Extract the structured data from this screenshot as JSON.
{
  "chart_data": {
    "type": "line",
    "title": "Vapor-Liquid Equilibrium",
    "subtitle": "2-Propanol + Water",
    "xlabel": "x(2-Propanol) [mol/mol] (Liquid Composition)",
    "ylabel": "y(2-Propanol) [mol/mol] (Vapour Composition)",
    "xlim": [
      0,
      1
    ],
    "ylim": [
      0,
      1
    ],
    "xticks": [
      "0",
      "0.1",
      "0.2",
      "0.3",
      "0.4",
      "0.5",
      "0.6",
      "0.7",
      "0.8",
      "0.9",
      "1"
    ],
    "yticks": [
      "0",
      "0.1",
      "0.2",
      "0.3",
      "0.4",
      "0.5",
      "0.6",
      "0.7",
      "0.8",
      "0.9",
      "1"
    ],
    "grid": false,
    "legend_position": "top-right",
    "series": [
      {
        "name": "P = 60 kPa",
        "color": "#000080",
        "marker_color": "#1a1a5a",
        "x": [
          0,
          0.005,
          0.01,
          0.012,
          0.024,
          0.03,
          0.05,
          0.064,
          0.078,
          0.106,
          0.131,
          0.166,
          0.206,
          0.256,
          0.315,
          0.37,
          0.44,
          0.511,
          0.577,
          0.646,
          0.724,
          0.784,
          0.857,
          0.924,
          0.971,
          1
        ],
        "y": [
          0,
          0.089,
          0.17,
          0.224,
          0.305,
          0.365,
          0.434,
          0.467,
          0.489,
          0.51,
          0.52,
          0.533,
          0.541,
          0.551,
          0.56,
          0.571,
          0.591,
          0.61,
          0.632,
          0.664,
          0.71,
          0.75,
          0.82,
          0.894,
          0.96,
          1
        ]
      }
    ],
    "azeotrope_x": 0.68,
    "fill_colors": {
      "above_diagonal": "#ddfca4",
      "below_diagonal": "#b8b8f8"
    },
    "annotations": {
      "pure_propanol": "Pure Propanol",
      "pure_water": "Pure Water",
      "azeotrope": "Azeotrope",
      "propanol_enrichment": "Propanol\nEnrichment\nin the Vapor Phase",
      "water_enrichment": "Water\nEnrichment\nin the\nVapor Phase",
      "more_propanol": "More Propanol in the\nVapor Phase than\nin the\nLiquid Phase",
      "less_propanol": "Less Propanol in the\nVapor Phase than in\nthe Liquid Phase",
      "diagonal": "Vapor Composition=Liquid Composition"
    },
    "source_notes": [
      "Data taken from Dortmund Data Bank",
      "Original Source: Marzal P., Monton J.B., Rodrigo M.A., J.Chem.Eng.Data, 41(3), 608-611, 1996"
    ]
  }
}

#### Your instructions:
Wherever the word "from" occurs in a line of the listing, copy that line.

#### Result for this task:
Extract the structured data from this screenshot as JSON.
      "Data taken from Dortmund Data Bank",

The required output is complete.